- _Task instructions_: Reproduce the entire listing word for word.

## Start Data provided

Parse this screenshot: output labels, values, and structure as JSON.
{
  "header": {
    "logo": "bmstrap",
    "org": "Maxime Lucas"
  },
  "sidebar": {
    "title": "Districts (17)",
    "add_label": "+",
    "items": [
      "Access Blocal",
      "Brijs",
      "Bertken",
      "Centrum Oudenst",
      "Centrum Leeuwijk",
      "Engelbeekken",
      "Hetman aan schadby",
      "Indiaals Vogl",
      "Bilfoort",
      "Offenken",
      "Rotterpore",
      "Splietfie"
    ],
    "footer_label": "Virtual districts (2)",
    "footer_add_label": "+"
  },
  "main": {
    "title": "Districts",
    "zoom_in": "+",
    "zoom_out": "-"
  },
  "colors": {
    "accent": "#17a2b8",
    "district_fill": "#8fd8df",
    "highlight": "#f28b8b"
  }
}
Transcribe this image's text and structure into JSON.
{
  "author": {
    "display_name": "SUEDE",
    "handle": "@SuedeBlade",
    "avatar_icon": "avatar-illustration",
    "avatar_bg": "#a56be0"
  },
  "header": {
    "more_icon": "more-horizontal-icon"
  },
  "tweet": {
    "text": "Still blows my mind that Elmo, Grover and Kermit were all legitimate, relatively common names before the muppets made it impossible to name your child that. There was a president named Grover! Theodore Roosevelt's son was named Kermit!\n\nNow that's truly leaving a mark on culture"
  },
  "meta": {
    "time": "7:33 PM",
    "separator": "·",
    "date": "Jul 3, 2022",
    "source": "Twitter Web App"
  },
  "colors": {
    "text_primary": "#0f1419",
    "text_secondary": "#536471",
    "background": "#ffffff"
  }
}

## End Data provided

- _Response to the exercise_:
Parse this screenshot: output labels, values, and structure as JSON.
{
  "header": {
    "logo": "bmstrap",
    "org": "Maxime Lucas"
  },
  "sidebar": {
    "title": "Districts (17)",
    "add_label": "+",
    "items": [
      "Access Blocal",
      "Brijs",
      "Bertken",
      "Centrum Oudenst",
      "Centrum Leeuwijk",
      "Engelbeekken",
      "Hetman aan schadby",
      "Indiaals Vogl",
      "Bilfoort",
      "Offenken",
      "Rotterpore",
      "Splietfie"
    ],
    "footer_label": "Virtual districts (2)",
    "footer_add_label": "+"
  },
  "main": {
    "title": "Districts",
    "zoom_in": "+",
    "zoom_out": "-"
  },
  "colors": {
    "accent": "#17a2b8",
    "district_fill": "#8fd8df",
    "highlight": "#f28b8b"
  }
}
Transcribe this image's text and structure into JSON.
{
  "author": {
    "display_name": "SUEDE",
    "handle": "@SuedeBlade",
    "avatar_icon": "avatar-illustration",
    "avatar_bg": "#a56be0"
  },
  "header": {
    "more_icon": "more-horizontal-icon"
  },
  "tweet": {
    "text": "Still blows my mind that Elmo, Grover and Kermit were all legitimate, relatively common names before the muppets made it impossible to name your child that. There was a president named Grover! Theodore Roosevelt's son was named Kermit!\n\nNow that's truly leaving a mark on culture"
  },
  "meta": {
    "time": "7:33 PM",
    "separator": "·",
    "date": "Jul 3, 2022",
    "source": "Twitter Web App"
  },
  "colors": {
    "text_primary": "#0f1419",
    "text_secondary": "#536471",
    "background": "#ffffff"
  }
}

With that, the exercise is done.